**Document segment:**
▼▼▼
Other aircraft included a Sikorsky SH-3 "Sea King" rescue helicopter in various action sequences, with brief appearances of U.S. Navy aircraft such as the North American RA-5C Vigilante, Vought A-7 Corsair II, Grumman C-2 Greyhound and McDonnell Douglas F-4 Phantom II, as well as a MiG-17 in North Vietnamese markings. Two privately owned Douglas A-1 Skyraiders also flew in the rescue sequence.

===Differences from the novel===
In the novel, the A-6 Intruder pilots operate from the fictional aircraft carrier USS Shiloh. Grafton enlists his new bombardier Cole and Abe Steiger (the squadron intelligence officer) to attack the headquarters of the Communist Party in Hanoi, but Steiger is unable to find any information on Communist Party Headquarters among the targeting materials available aboard the Shiloh. They ultimately decide to attack the National Assembly building as requesting targeting information about Communist Party Headquarters would raise unwanted attention and suspicion. In the novel, Callie had not been previously wed (nor was she a mother). In another departure from the film, Grafton and Cole are shot down during a twilight SAM suppression raid. Major Frank Allen, an Air Force A-1 pilot and member of the rescue operation to recover Grafton and Cole, is shot down. Dying and unable to free himself from his aircraft, he calls in a strike on his location, not Cole. The novel ends with Cole and Grafton being rescued. Cole is eventually transferred to Naval Hospital Pensacola, Florida, for treatment of his wounds while Grafton reflects on his progress towards his naval service and gets lost in a state of limbo regarding his career.
▲▲▲
**Information supplied:**
▼▼▼
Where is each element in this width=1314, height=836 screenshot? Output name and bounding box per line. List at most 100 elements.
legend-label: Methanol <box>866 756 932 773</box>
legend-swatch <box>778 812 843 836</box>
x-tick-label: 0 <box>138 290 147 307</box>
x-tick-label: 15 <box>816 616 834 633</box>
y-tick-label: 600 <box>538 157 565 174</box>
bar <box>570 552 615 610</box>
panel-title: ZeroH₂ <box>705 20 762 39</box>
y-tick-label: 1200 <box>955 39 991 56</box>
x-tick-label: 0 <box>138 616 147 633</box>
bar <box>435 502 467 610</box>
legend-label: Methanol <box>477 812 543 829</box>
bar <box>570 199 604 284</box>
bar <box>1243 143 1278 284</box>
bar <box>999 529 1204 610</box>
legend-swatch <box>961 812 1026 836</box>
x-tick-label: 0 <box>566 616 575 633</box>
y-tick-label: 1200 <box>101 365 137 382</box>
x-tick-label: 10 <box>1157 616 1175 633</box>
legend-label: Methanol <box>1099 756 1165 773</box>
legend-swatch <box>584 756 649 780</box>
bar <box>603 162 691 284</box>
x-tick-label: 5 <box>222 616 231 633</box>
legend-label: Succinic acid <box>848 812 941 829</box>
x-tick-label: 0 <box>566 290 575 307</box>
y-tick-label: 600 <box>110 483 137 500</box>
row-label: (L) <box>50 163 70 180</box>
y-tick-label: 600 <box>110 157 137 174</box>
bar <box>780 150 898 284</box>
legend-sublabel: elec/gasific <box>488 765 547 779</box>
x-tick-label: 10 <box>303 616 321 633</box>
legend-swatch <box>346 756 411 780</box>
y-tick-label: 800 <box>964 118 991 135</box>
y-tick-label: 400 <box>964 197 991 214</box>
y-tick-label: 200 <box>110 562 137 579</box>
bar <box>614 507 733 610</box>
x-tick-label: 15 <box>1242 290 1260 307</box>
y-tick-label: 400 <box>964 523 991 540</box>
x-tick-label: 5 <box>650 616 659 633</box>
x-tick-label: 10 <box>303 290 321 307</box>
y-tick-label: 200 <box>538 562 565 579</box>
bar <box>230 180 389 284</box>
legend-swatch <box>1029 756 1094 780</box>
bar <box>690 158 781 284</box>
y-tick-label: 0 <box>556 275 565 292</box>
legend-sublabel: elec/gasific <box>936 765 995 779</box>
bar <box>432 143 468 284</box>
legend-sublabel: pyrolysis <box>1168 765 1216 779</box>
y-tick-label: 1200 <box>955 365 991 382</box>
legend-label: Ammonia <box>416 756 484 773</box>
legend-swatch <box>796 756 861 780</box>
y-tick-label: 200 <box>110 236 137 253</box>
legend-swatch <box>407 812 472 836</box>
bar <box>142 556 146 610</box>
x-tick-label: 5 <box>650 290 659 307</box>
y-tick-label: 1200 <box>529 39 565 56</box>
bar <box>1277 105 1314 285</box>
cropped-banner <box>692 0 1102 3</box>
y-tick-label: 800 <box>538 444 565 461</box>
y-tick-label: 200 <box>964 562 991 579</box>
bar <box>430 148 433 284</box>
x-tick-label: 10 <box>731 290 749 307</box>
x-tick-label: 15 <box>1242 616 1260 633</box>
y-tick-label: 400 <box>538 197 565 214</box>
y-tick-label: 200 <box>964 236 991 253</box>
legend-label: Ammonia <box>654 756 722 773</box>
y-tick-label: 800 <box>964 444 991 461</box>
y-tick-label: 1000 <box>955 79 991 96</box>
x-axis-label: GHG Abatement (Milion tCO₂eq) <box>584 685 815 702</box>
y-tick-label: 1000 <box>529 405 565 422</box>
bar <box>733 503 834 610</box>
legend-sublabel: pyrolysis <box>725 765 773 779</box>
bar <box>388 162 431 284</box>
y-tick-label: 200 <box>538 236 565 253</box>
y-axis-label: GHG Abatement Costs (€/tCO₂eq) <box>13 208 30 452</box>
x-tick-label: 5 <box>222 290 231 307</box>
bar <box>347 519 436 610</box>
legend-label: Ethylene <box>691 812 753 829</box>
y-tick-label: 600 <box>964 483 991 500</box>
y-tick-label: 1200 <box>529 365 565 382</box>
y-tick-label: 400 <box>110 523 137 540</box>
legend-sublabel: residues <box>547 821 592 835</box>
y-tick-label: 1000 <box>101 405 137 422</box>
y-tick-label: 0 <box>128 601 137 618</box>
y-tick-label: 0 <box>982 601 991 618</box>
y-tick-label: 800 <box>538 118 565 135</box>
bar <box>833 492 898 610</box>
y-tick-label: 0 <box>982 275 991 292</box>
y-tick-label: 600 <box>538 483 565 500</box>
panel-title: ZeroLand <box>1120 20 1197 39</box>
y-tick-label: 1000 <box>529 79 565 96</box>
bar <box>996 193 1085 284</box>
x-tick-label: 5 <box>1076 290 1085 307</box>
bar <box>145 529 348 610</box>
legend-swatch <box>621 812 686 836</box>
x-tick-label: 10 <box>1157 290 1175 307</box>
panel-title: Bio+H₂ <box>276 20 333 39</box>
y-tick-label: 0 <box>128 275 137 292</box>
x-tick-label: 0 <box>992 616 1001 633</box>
▲▲▲
**Problem 1:**
Reproduce the part of the passage on the Flight of the Intruder film and novel that opens with the words containing "Other aircraft included" and closes with "the rescue sequence.".
**Problem 2:**
Answer these questions using the passage on the Flight of the Intruder film and novel.
(a) Which rescue helicopter appears in various action sequences?
(b) From which fictional aircraft carrier do the A-6 Intruder pilots operate in the novel?
(c) Where is Cole transferred for treatment of his wounds?
**Problem 3:**
Continue the passage on the Flight of the Intruder film and novel from its final sentence.
The lines are not needed for anything that follows.

**Task answer 1:**
Other aircraft included a Sikorsky SH-3 "Sea King" rescue helicopter in various action sequences, with brief appearances of U.S. Navy aircraft such as the North American RA-5C Vigilante, Vought A-7 Corsair II, Grumman C-2 Greyhound and McDonnell Douglas F-4 Phantom II, as well as a MiG-17 in North Vietnamese markings. Two privately owned Douglas A-1 Skyraiders also flew in the rescue sequence.

**Task answer 2:**
(a) A Sikorsky SH-3 "Sea King"
(b) USS Shiloh
(c) Naval Hospital Pensacola, Florida

**Task answer 3:**
==Reception==
The film was meant to be released on July 13, 1990, but was delayed in order to shoot a new ending. Neufeld said the studio did not want the film to compete with two other military-aircraft themed films, Memphis Belle and Air America. Also he wanted to film an additional scene aboard the USS Ranger in San Diego with Danny Glover and Brad Johnson: "We worked around the navy's schedule. After all, you just don't put in an order for one of these things to come into port". The film was eventually released in January 1991. It coincided with the beginning of Operation Desert Storm.

===Box office performance===
The film earned $5,725,133 in its first weekend on 1,489 screens, making it the fourth most popular film in the US. Its final theater gross was $14,587,732, failing to recoup its $30 million budget.

===Critical response===
Flight of the Intruder earned mostly negative reviews upon its release, with many reviewers noting inconsistencies in plot and continuity errors in the final edit, as well as the low-budget special effects. On review aggregator website Rotten Tomatoes, the film holds a 23% approval rating based on 13 reviews, with a rating average of 4.80/10. Audiences polled by CinemaScore gave the film an average grade of "B" on an A+ to F scale.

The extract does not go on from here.